STATED GOAL.
Present each line of the entries below that holds the word "Вдоль".

[Figure dataset records]
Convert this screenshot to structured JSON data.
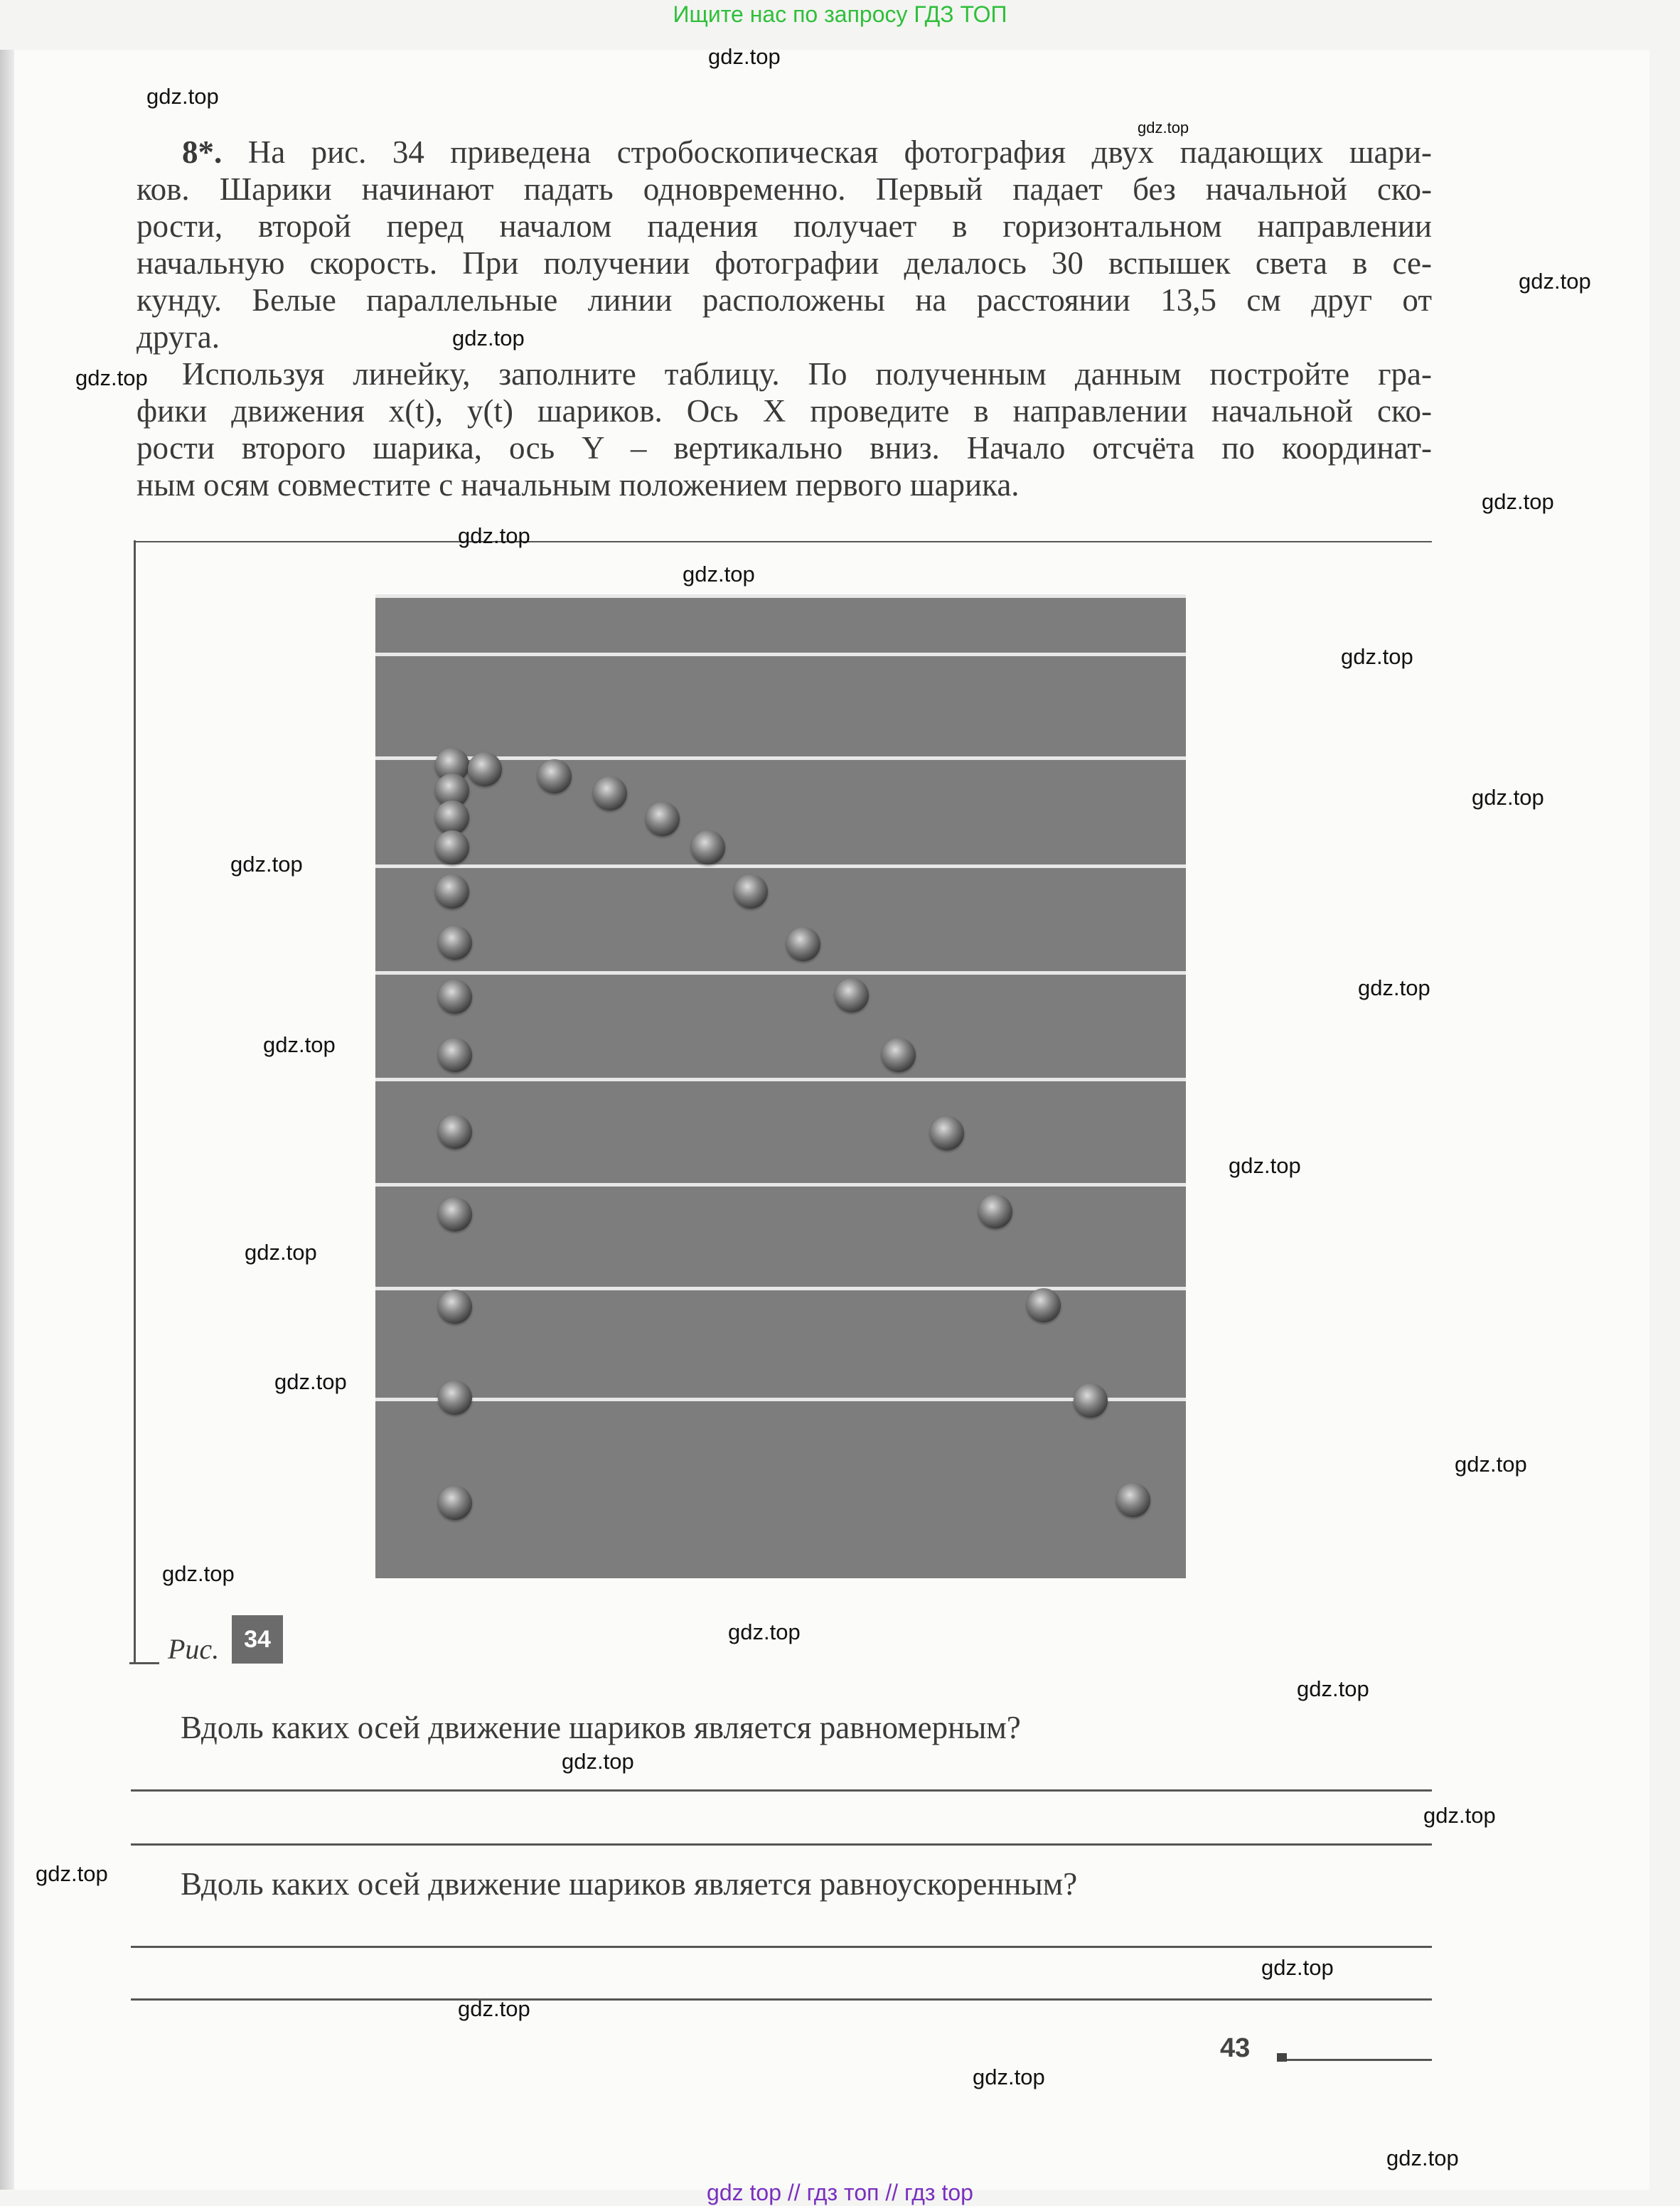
{
  "banner_top": "Ищите нас по запросу ГДЗ ТОП",
  "banner_bottom": "gdz top  //  гдз топ  //  гдз top",
  "task": {
    "number": "8*.",
    "lines": [
      "На рис. 34 приведена стробоскопическая фотография двух падающих шари-",
      "ков. Шарики начинают падать одновременно. Первый падает без начальной ско-",
      "рости, второй перед началом падения получает в горизонтальном направлении",
      "начальную скорость. При получении фотографии делалось 30 вспышек света в се-",
      "кунду. Белые параллельные линии расположены на расстоянии 13,5 см друг от",
      "друга.",
      "Используя линейку, заполните таблицу. По полученным данным постройте гра-",
      "фики движения x(t), y(t) шариков. Ось X проведите в направлении начальной ско-",
      "рости второго шарика, ось Y – вертикально вниз. Начало отсчёта по координат-",
      "ным осям совместите с начальным положением первого шарика."
    ]
  },
  "figure": {
    "label": "Рис.",
    "number": "34"
  },
  "questions": [
    "Вдоль каких осей движение шариков является равномерным?",
    "Вдоль каких осей движение шариков является равноускоренным?"
  ],
  "page_number": "43",
  "watermark": "gdz.top"
}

FINAL RESULT.
    "Вдоль каких осей движение шариков является равномерным?",
    "Вдоль каких осей движение шариков является равноускоренным?"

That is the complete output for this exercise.